Locate the string "data" in the listing below. Copy every line where it is found.

= Entries =
● ● ●
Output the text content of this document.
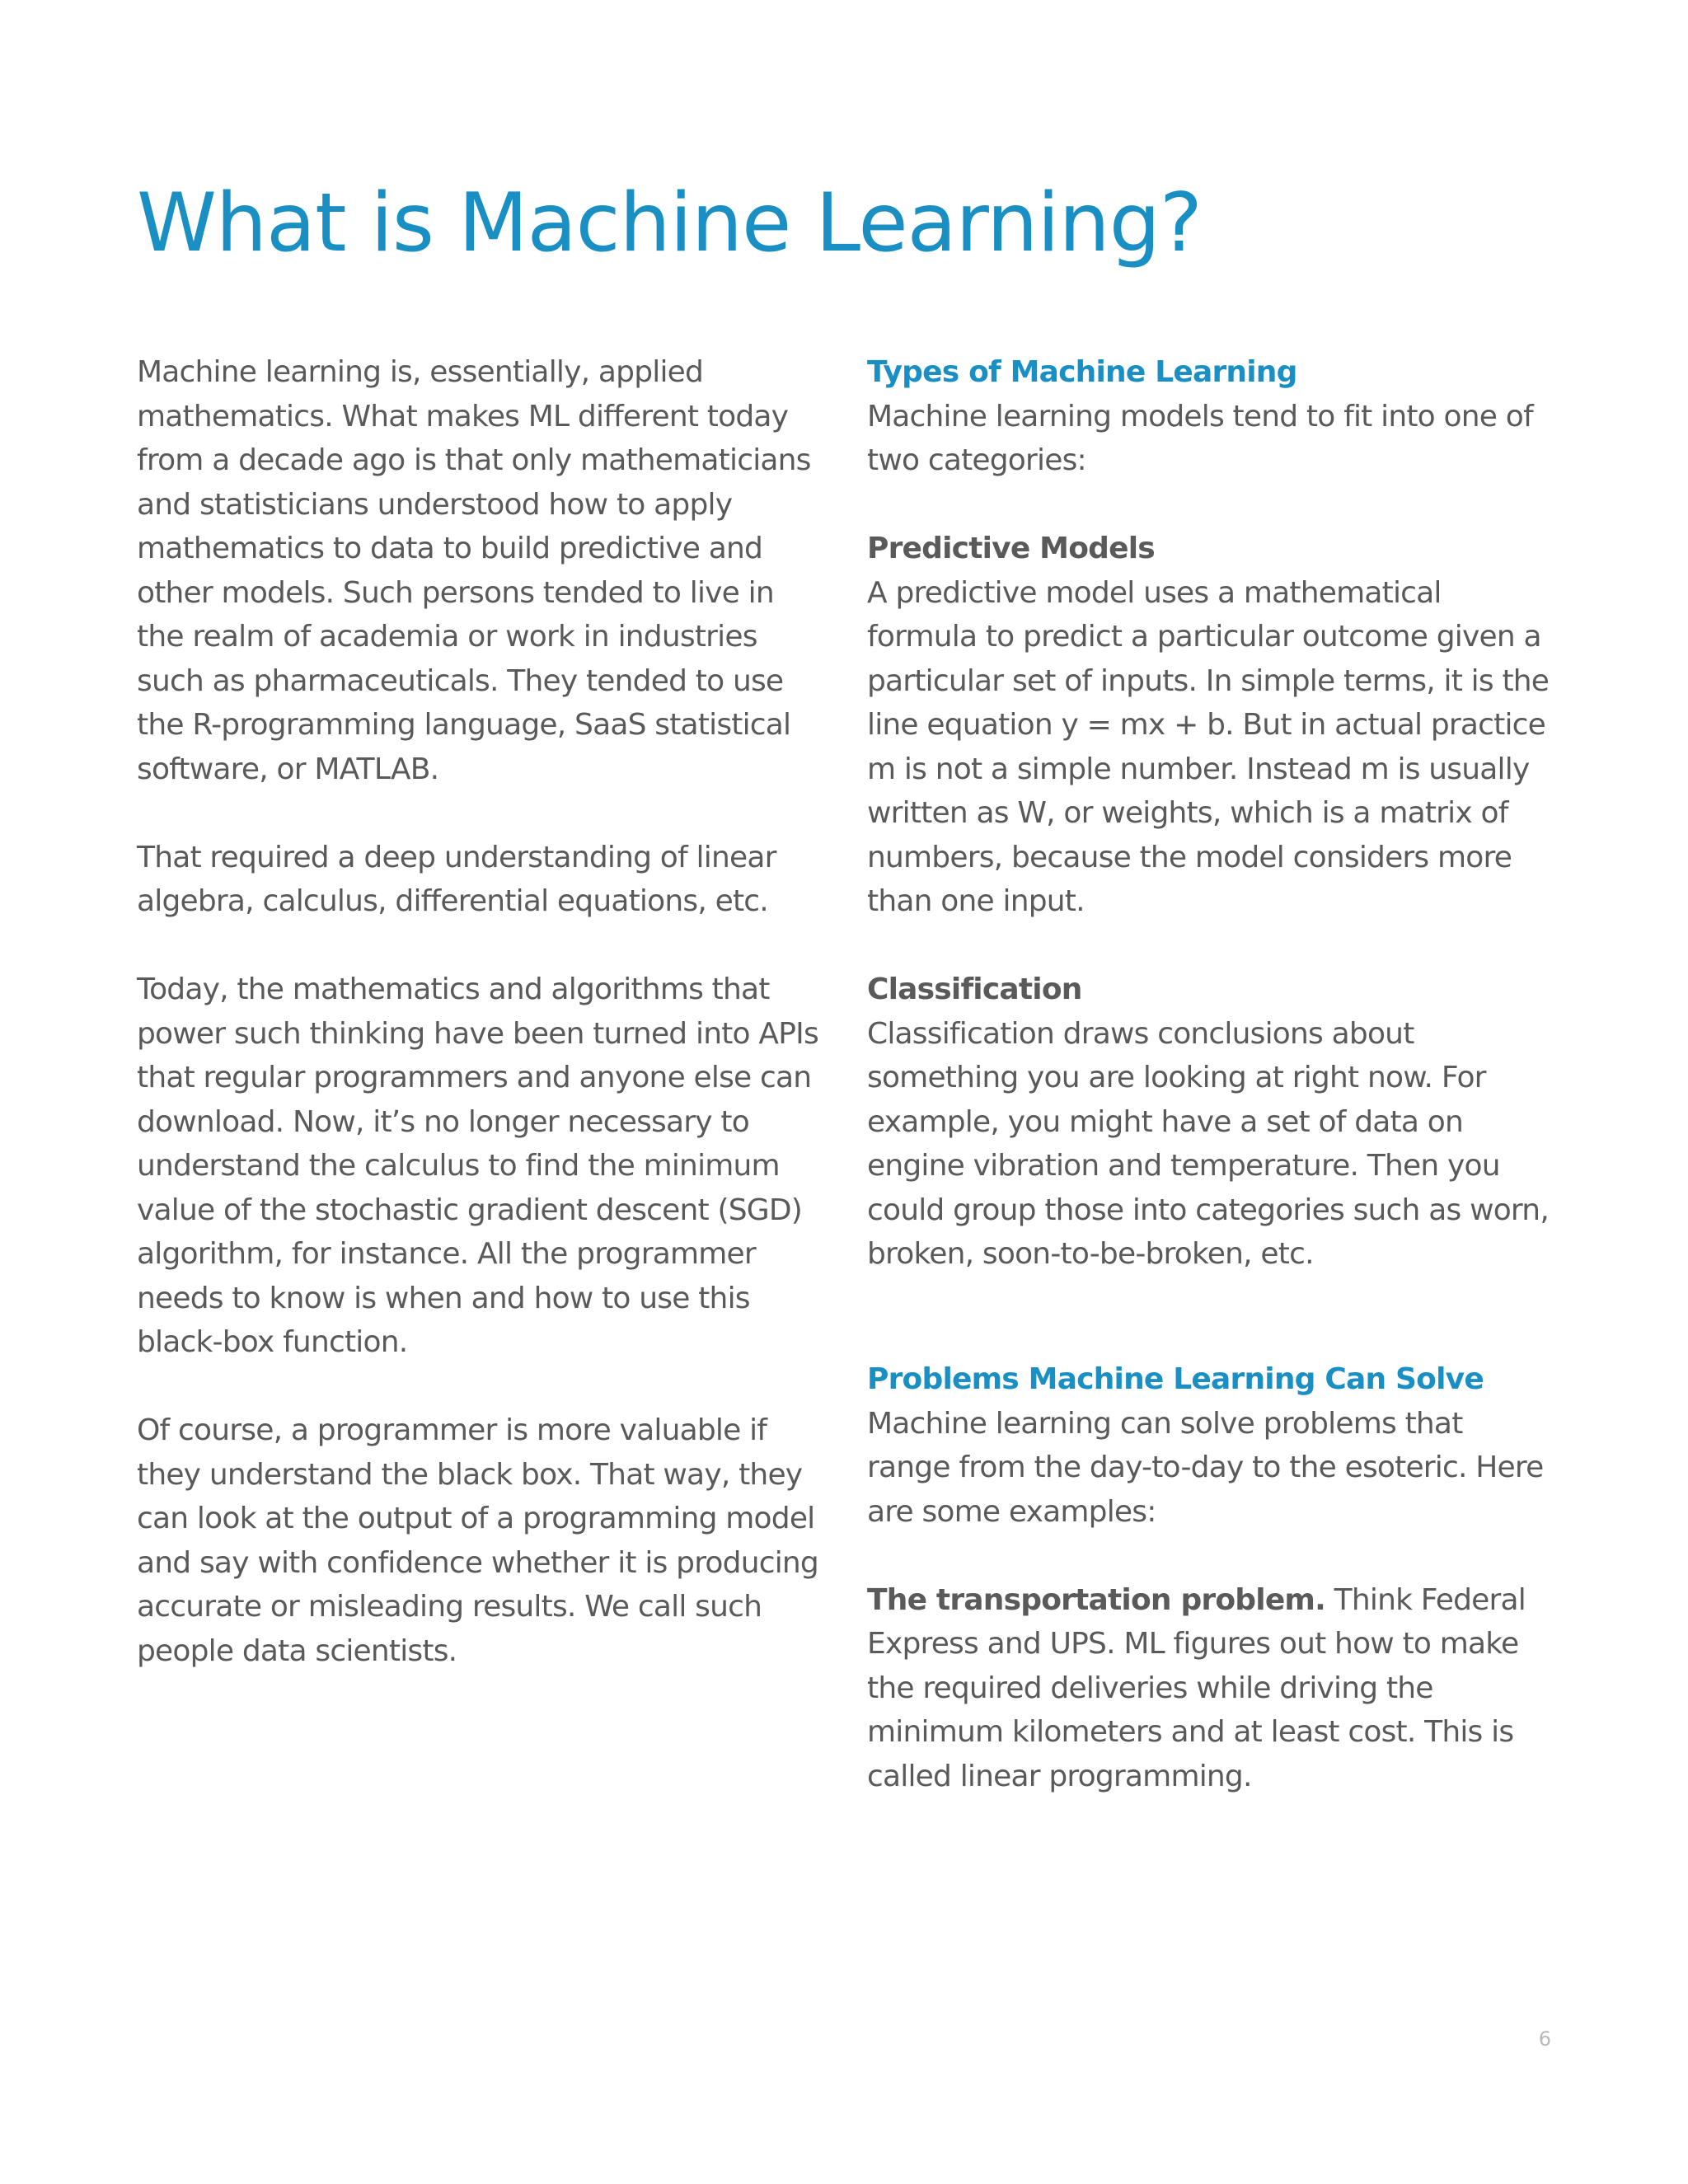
What is Machine Learning?

Machine learning is, essentially, applied mathematics. What makes ML different today from a decade ago is that only mathematicians and statisticians understood how to apply mathematics to data to build predictive and other models. Such persons tended to live in the realm of academia or work in industries such as pharmaceuticals. They tended to use the R-programming language, SaaS statistical software, or MATLAB.

That required a deep understanding of linear algebra, calculus, differential equations, etc.

Today, the mathematics and algorithms that power such thinking have been turned into APIs that regular programmers and anyone else can download. Now, it’s no longer necessary to understand the calculus to find the minimum value of the stochastic gradient descent (SGD) algorithm, for instance. All the programmer needs to know is when and how to use this black-box function.

Of course, a programmer is more valuable if they understand the black box. That way, they can look at the output of a programming model and say with confidence whether it is producing accurate or misleading results. We call such people data scientists.

Types of Machine Learning

Machine learning models tend to fit into one of two categories:

Predictive Models

A predictive model uses a mathematical formula to predict a particular outcome given a particular set of inputs. In simple terms, it is the line equation y = mx + b. But in actual practice m is not a simple number. Instead m is usually written as W, or weights, which is a matrix of numbers, because the model considers more than one input.

Classification

Classification draws conclusions about something you are looking at right now. For example, you might have a set of data on engine vibration and temperature. Then you could group those into categories such as worn, broken, soon-to-be-broken, etc.

Problems Machine Learning Can Solve

Machine learning can solve problems that range from the day-to-day to the esoteric. Here are some examples:

The transportation problem. Think Federal Express and UPS. ML figures out how to make the required deliveries while driving the minimum kilometers and at least cost. This is called linear programming.

6
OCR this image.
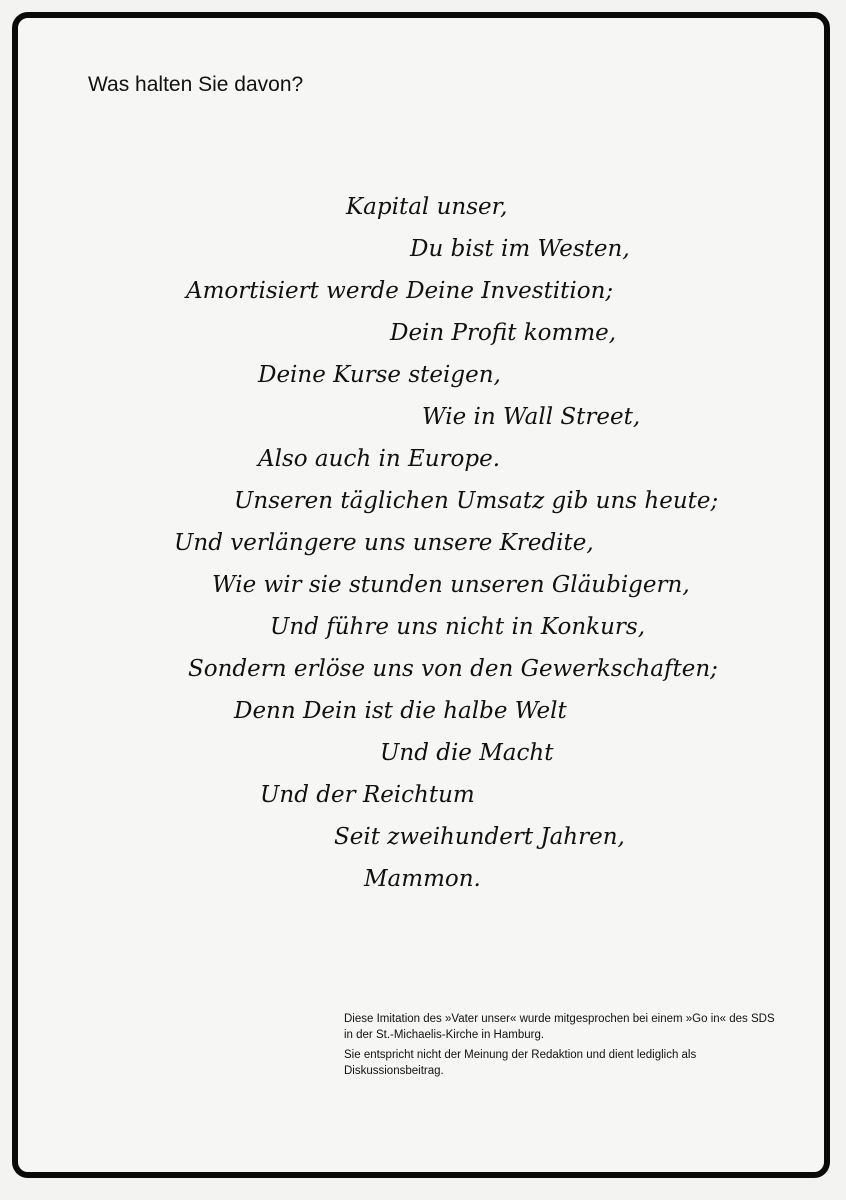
Was halten Sie davon?
Kapital unser,
Du bist im Westen,
Amortisiert werde Deine Investition;
Dein Profit komme,
Deine Kurse steigen,
Wie in Wall Street,
Also auch in Europe.
Unseren täglichen Umsatz gib uns heute;
Und verlängere uns unsere Kredite,
Wie wir sie stunden unseren Gläubigern,
Und führe uns nicht in Konkurs,
Sondern erlöse uns von den Gewerkschaften;
Denn Dein ist die halbe Welt
Und die Macht
Und der Reichtum
Seit zweihundert Jahren,
Mammon.

Diese Imitation des »Vater unser« wurde mitgesprochen bei einem »Go in« des SDS in der St.-Michaelis-Kirche in Hamburg.

Sie entspricht nicht der Meinung der Redaktion und dient lediglich als Diskussionsbeitrag.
● ● ●
= Output for this task =
Machine learning is, essentially, applied mathematics. What makes ML different today from a decade ago is that only mathematicians and statisticians understood how to apply mathematics to data to build predictive and other models. Such persons tended to live in the realm of academia or work in industries such as pharmaceuticals. They tended to use the R-programming language, SaaS statistical software, or MATLAB.
Of course, a programmer is more valuable if they understand the black box. That way, they can look at the output of a programming model and say with confidence whether it is producing accurate or misleading results. We call such people data scientists.
Classification draws conclusions about something you are looking at right now. For example, you might have a set of data on engine vibration and temperature. Then you could group those into categories such as worn, broken, soon-to-be-broken, etc.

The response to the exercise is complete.